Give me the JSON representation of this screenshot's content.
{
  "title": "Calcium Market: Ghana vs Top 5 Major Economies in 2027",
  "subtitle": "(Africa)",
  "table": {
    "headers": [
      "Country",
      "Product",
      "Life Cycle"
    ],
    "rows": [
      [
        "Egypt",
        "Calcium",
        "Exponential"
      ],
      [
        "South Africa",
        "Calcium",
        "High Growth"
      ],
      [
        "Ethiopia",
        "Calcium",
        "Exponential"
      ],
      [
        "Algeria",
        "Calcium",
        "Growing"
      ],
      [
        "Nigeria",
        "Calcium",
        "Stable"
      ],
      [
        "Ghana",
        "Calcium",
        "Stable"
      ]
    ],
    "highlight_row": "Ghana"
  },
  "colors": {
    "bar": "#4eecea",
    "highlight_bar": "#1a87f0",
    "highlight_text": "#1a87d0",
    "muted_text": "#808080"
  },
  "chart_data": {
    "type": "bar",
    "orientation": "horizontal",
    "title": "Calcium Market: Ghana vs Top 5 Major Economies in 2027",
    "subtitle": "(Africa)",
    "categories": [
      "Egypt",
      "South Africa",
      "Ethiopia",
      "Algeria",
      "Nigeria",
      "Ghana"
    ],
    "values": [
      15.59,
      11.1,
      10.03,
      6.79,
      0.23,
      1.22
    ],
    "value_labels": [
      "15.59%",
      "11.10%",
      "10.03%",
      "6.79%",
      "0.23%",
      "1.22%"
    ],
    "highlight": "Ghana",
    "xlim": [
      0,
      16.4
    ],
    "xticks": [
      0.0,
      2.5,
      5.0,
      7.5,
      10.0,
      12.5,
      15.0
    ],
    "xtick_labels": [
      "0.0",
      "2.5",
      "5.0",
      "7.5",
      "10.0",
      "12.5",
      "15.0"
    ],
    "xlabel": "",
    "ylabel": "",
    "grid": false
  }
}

**EXERCISE PROMPT**
Write the material out again in its entirety, exactly as shown.

**ANSWER**
Give me the JSON representation of this screenshot's content.
{
  "title": "Calcium Market: Ghana vs Top 5 Major Economies in 2027",
  "subtitle": "(Africa)",
  "table": {
    "headers": [
      "Country",
      "Product",
      "Life Cycle"
    ],
    "rows": [
      [
        "Egypt",
        "Calcium",
        "Exponential"
      ],
      [
        "South Africa",
        "Calcium",
        "High Growth"
      ],
      [
        "Ethiopia",
        "Calcium",
        "Exponential"
      ],
      [
        "Algeria",
        "Calcium",
        "Growing"
      ],
      [
        "Nigeria",
        "Calcium",
        "Stable"
      ],
      [
        "Ghana",
        "Calcium",
        "Stable"
      ]
    ],
    "highlight_row": "Ghana"
  },
  "colors": {
    "bar": "#4eecea",
    "highlight_bar": "#1a87f0",
    "highlight_text": "#1a87d0",
    "muted_text": "#808080"
  },
  "chart_data": {
    "type": "bar",
    "orientation": "horizontal",
    "title": "Calcium Market: Ghana vs Top 5 Major Economies in 2027",
    "subtitle": "(Africa)",
    "categories": [
      "Egypt",
      "South Africa",
      "Ethiopia",
      "Algeria",
      "Nigeria",
      "Ghana"
    ],
    "values": [
      15.59,
      11.1,
      10.03,
      6.79,
      0.23,
      1.22
    ],
    "value_labels": [
      "15.59%",
      "11.10%",
      "10.03%",
      "6.79%",
      "0.23%",
      "1.22%"
    ],
    "highlight": "Ghana",
    "xlim": [
      0,
      16.4
    ],
    "xticks": [
      0.0,
      2.5,
      5.0,
      7.5,
      10.0,
      12.5,
      15.0
    ],
    "xtick_labels": [
      "0.0",
      "2.5",
      "5.0",
      "7.5",
      "10.0",
      "12.5",
      "15.0"
    ],
    "xlabel": "",
    "ylabel": "",
    "grid": false
  }
}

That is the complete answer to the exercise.